**Given instruction**
Find every line with the word "staren". Copy those lines.

(Stored items)
+-------+

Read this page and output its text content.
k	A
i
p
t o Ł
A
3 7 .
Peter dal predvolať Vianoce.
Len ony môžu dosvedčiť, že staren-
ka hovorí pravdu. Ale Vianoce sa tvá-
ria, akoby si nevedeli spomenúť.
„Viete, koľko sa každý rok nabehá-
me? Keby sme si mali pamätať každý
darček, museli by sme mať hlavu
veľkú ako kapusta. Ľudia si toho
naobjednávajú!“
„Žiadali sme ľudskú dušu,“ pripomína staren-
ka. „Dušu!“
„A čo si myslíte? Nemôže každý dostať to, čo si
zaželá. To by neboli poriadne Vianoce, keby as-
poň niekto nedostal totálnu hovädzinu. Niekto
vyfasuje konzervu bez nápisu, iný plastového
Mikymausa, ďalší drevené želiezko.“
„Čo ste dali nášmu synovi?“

+-------+

**Correct output**
Len ony môžu dosvedčiť, že staren-
„Žiadali sme ľudskú dušu,“ pripomína staren-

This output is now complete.